- _Set problem_: Tally how many lines include "name". The number is the whole answer.
==== Dataset extract ====
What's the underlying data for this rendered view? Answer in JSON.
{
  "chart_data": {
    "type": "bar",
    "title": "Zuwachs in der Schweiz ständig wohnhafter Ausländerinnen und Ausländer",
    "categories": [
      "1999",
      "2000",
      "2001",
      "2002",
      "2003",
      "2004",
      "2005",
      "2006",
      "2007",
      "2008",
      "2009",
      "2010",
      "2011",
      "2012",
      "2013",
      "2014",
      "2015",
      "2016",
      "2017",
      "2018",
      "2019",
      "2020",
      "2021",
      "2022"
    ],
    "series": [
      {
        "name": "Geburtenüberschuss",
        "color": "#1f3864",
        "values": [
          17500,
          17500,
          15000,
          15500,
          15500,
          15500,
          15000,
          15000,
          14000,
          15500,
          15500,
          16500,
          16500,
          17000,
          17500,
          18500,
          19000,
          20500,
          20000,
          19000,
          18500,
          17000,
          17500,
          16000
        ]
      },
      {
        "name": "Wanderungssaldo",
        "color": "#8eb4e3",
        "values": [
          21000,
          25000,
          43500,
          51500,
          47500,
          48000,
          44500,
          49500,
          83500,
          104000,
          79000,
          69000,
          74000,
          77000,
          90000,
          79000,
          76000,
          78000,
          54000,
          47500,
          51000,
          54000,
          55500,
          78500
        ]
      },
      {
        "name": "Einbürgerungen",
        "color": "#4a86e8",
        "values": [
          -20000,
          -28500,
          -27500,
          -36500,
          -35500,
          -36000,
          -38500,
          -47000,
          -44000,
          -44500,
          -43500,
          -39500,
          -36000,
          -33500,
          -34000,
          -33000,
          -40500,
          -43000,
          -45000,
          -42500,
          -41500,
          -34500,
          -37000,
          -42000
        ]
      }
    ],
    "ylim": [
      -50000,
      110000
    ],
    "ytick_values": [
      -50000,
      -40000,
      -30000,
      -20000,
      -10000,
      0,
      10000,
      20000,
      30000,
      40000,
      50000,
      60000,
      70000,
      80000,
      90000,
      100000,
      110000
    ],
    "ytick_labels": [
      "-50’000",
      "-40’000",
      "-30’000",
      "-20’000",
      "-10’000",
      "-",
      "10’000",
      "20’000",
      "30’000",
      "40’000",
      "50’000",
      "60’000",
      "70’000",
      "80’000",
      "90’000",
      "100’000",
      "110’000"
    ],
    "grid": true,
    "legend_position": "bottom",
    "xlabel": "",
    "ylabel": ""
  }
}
====
- _Solved problem_: 3